Please restate every record below word for word and skip the pictures.
---------- Source data ----------
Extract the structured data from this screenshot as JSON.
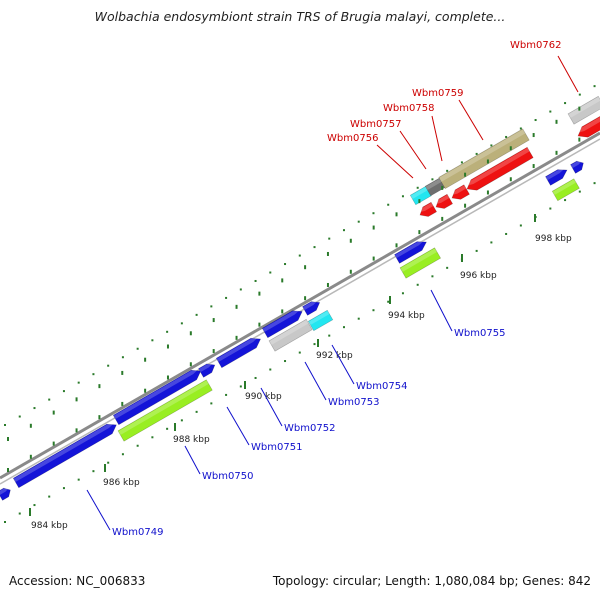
{
  "title": "Wolbachia endosymbiont strain TRS of Brugia malayi, complete...",
  "footer": {
    "accession": "Accession: NC_006833",
    "summary": "Topology: circular; Length: 1,080,084 bp; Genes: 842"
  },
  "colors": {
    "backbone": "#8a8a8a",
    "tick": "#2a7a2a",
    "cds_blue": "#1414d8",
    "cds_red": "#ee1111",
    "green": "#99ee22",
    "gray": "#c8c8c8",
    "cyan": "#22e6f0",
    "khaki": "#bbb07a",
    "darkgray": "#6e6e6e",
    "label_red": "#cc0000",
    "label_blue": "#1010cc"
  },
  "ticks": [
    {
      "label": "984 kbp"
    },
    {
      "label": "986 kbp"
    },
    {
      "label": "988 kbp"
    },
    {
      "label": "990 kbp"
    },
    {
      "label": "992 kbp"
    },
    {
      "label": "994 kbp"
    },
    {
      "label": "996 kbp"
    },
    {
      "label": "998 kbp"
    }
  ],
  "upper_labels": [
    {
      "name": "Wbm0756"
    },
    {
      "name": "Wbm0757"
    },
    {
      "name": "Wbm0758"
    },
    {
      "name": "Wbm0759"
    },
    {
      "name": "Wbm0762"
    }
  ],
  "lower_labels": [
    {
      "name": "Wbm0749"
    },
    {
      "name": "Wbm0750"
    },
    {
      "name": "Wbm0751"
    },
    {
      "name": "Wbm0752"
    },
    {
      "name": "Wbm0753"
    },
    {
      "name": "Wbm0754"
    },
    {
      "name": "Wbm0755"
    }
  ]
}
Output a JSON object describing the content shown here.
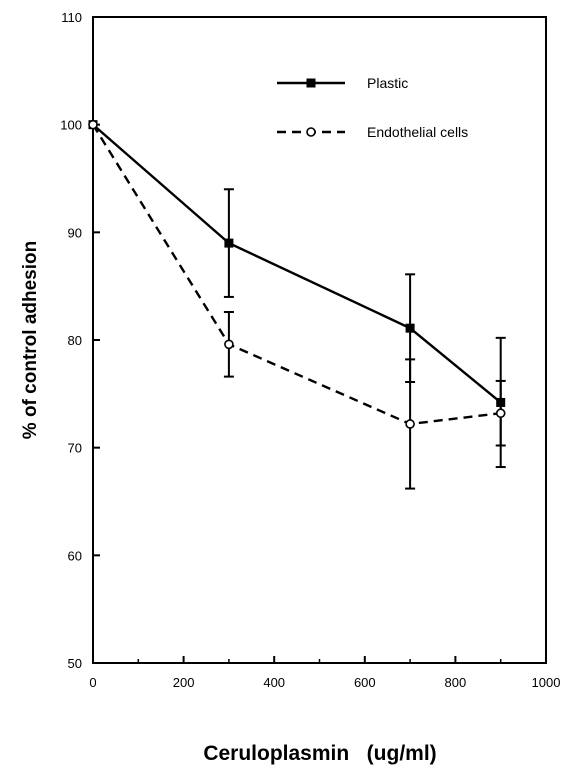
{
  "chart_data": {
    "type": "line",
    "title": "",
    "xlabel": "Ceruloplasmin   (ug/ml)",
    "ylabel": "% of control adhesion",
    "xlim": [
      0,
      1000
    ],
    "ylim": [
      50,
      110
    ],
    "x_ticks": [
      0,
      200,
      400,
      600,
      800,
      1000
    ],
    "y_ticks": [
      50,
      60,
      70,
      80,
      90,
      100,
      110
    ],
    "x_minor_ticks": [
      100,
      300,
      500,
      700,
      900
    ],
    "grid": false,
    "legend_position": "top-right",
    "series": [
      {
        "name": "Plastic",
        "line_style": "solid",
        "marker": "filled-square",
        "color": "#000000",
        "x": [
          0,
          300,
          700,
          900
        ],
        "y": [
          100,
          89,
          81.1,
          74.2
        ],
        "error": [
          0,
          5,
          5,
          6
        ]
      },
      {
        "name": "Endothelial cells",
        "line_style": "dashed",
        "marker": "open-circle",
        "color": "#000000",
        "x": [
          0,
          300,
          700,
          900
        ],
        "y": [
          100,
          79.6,
          72.2,
          73.2
        ],
        "error": [
          0,
          3,
          6,
          3
        ]
      }
    ]
  }
}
----------
## Answer to this exercise
Extract the structured data from this screenshot as JSON.
{
  "title": "Wolbachia endosymbiont strain TRS of Brugia malayi, complete...",
  "footer": {
    "accession": "Accession: NC_006833",
    "summary": "Topology: circular; Length: 1,080,084 bp; Genes: 842"
  },
  "colors": {
    "backbone": "#8a8a8a",
    "tick": "#2a7a2a",
    "cds_blue": "#1414d8",
    "cds_red": "#ee1111",
    "green": "#99ee22",
    "gray": "#c8c8c8",
    "cyan": "#22e6f0",
    "khaki": "#bbb07a",
    "darkgray": "#6e6e6e",
    "label_red": "#cc0000",
    "label_blue": "#1010cc"
  },
  "ticks": [
    {
      "label": "984 kbp"
    },
    {
      "label": "986 kbp"
    },
    {
      "label": "988 kbp"
    },
    {
      "label": "990 kbp"
    },
    {
      "label": "992 kbp"
    },
    {
      "label": "994 kbp"
    },
    {
      "label": "996 kbp"
    },
    {
      "label": "998 kbp"
    }
  ],
  "upper_labels": [
    {
      "name": "Wbm0756"
    },
    {
      "name": "Wbm0757"
    },
    {
      "name": "Wbm0758"
    },
    {
      "name": "Wbm0759"
    },
    {
      "name": "Wbm0762"
    }
  ],
  "lower_labels": [
    {
      "name": "Wbm0749"
    },
    {
      "name": "Wbm0750"
    },
    {
      "name": "Wbm0751"
    },
    {
      "name": "Wbm0752"
    },
    {
      "name": "Wbm0753"
    },
    {
      "name": "Wbm0754"
    },
    {
      "name": "Wbm0755"
    }
  ]
}
Output a JSON object describing the content shown here.
{
  "chart_data": {
    "type": "line",
    "title": "",
    "xlabel": "Ceruloplasmin   (ug/ml)",
    "ylabel": "% of control adhesion",
    "xlim": [
      0,
      1000
    ],
    "ylim": [
      50,
      110
    ],
    "x_ticks": [
      0,
      200,
      400,
      600,
      800,
      1000
    ],
    "y_ticks": [
      50,
      60,
      70,
      80,
      90,
      100,
      110
    ],
    "x_minor_ticks": [
      100,
      300,
      500,
      700,
      900
    ],
    "grid": false,
    "legend_position": "top-right",
    "series": [
      {
        "name": "Plastic",
        "line_style": "solid",
        "marker": "filled-square",
        "color": "#000000",
        "x": [
          0,
          300,
          700,
          900
        ],
        "y": [
          100,
          89,
          81.1,
          74.2
        ],
        "error": [
          0,
          5,
          5,
          6
        ]
      },
      {
        "name": "Endothelial cells",
        "line_style": "dashed",
        "marker": "open-circle",
        "color": "#000000",
        "x": [
          0,
          300,
          700,
          900
        ],
        "y": [
          100,
          79.6,
          72.2,
          73.2
        ],
        "error": [
          0,
          3,
          6,
          3
        ]
      }
    ]
  }
}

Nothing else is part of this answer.